Problem: Take all the material and copy it exactly.

══════════════════════════════

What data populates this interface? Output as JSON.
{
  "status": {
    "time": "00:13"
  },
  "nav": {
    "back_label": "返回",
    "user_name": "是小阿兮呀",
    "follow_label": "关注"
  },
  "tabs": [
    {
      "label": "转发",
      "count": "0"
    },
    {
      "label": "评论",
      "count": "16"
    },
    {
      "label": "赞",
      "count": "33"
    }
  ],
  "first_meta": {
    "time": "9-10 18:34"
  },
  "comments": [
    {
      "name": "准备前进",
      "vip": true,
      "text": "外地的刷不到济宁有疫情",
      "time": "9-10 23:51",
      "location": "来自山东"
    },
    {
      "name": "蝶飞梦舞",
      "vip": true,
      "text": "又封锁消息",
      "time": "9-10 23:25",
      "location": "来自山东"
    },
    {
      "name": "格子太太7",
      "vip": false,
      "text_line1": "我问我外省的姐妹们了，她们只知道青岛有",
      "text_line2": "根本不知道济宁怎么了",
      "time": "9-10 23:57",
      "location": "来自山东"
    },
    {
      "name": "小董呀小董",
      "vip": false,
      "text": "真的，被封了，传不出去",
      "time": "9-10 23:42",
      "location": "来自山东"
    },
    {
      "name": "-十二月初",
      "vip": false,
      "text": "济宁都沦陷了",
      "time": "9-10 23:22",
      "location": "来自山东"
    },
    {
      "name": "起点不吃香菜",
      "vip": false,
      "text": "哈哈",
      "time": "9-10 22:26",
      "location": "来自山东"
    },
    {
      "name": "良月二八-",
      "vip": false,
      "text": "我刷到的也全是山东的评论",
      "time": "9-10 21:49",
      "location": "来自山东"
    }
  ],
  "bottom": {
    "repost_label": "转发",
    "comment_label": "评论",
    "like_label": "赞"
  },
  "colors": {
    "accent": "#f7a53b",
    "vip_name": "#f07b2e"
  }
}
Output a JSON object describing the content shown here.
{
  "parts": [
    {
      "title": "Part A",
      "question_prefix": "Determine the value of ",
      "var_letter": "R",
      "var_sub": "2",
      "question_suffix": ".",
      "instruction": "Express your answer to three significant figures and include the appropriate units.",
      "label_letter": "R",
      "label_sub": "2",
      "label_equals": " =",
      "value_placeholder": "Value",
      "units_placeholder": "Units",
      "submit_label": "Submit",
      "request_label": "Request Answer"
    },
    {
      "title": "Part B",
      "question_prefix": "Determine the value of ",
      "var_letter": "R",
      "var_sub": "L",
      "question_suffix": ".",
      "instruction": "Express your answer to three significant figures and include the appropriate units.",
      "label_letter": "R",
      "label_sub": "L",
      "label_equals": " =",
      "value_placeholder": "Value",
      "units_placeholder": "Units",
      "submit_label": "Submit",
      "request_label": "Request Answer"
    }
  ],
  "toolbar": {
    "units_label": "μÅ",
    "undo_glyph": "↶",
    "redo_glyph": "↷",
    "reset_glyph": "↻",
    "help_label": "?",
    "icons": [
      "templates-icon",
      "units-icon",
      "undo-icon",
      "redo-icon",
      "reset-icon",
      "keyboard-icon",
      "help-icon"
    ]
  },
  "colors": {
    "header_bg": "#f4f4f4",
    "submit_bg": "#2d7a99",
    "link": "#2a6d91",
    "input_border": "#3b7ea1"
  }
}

══════════════════════════════

Reply to the task:
What data populates this interface? Output as JSON.
{
  "status": {
    "time": "00:13"
  },
  "nav": {
    "back_label": "返回",
    "user_name": "是小阿兮呀",
    "follow_label": "关注"
  },
  "tabs": [
    {
      "label": "转发",
      "count": "0"
    },
    {
      "label": "评论",
      "count": "16"
    },
    {
      "label": "赞",
      "count": "33"
    }
  ],
  "first_meta": {
    "time": "9-10 18:34"
  },
  "comments": [
    {
      "name": "准备前进",
      "vip": true,
      "text": "外地的刷不到济宁有疫情",
      "time": "9-10 23:51",
      "location": "来自山东"
    },
    {
      "name": "蝶飞梦舞",
      "vip": true,
      "text": "又封锁消息",
      "time": "9-10 23:25",
      "location": "来自山东"
    },
    {
      "name": "格子太太7",
      "vip": false,
      "text_line1": "我问我外省的姐妹们了，她们只知道青岛有",
      "text_line2": "根本不知道济宁怎么了",
      "time": "9-10 23:57",
      "location": "来自山东"
    },
    {
      "name": "小董呀小董",
      "vip": false,
      "text": "真的，被封了，传不出去",
      "time": "9-10 23:42",
      "location": "来自山东"
    },
    {
      "name": "-十二月初",
      "vip": false,
      "text": "济宁都沦陷了",
      "time": "9-10 23:22",
      "location": "来自山东"
    },
    {
      "name": "起点不吃香菜",
      "vip": false,
      "text": "哈哈",
      "time": "9-10 22:26",
      "location": "来自山东"
    },
    {
      "name": "良月二八-",
      "vip": false,
      "text": "我刷到的也全是山东的评论",
      "time": "9-10 21:49",
      "location": "来自山东"
    }
  ],
  "bottom": {
    "repost_label": "转发",
    "comment_label": "评论",
    "like_label": "赞"
  },
  "colors": {
    "accent": "#f7a53b",
    "vip_name": "#f07b2e"
  }
}
Output a JSON object describing the content shown here.
{
  "parts": [
    {
      "title": "Part A",
      "question_prefix": "Determine the value of ",
      "var_letter": "R",
      "var_sub": "2",
      "question_suffix": ".",
      "instruction": "Express your answer to three significant figures and include the appropriate units.",
      "label_letter": "R",
      "label_sub": "2",
      "label_equals": " =",
      "value_placeholder": "Value",
      "units_placeholder": "Units",
      "submit_label": "Submit",
      "request_label": "Request Answer"
    },
    {
      "title": "Part B",
      "question_prefix": "Determine the value of ",
      "var_letter": "R",
      "var_sub": "L",
      "question_suffix": ".",
      "instruction": "Express your answer to three significant figures and include the appropriate units.",
      "label_letter": "R",
      "label_sub": "L",
      "label_equals": " =",
      "value_placeholder": "Value",
      "units_placeholder": "Units",
      "submit_label": "Submit",
      "request_label": "Request Answer"
    }
  ],
  "toolbar": {
    "units_label": "μÅ",
    "undo_glyph": "↶",
    "redo_glyph": "↷",
    "reset_glyph": "↻",
    "help_label": "?",
    "icons": [
      "templates-icon",
      "units-icon",
      "undo-icon",
      "redo-icon",
      "reset-icon",
      "keyboard-icon",
      "help-icon"
    ]
  },
  "colors": {
    "header_bg": "#f4f4f4",
    "submit_bg": "#2d7a99",
    "link": "#2a6d91",
    "input_border": "#3b7ea1"
  }
}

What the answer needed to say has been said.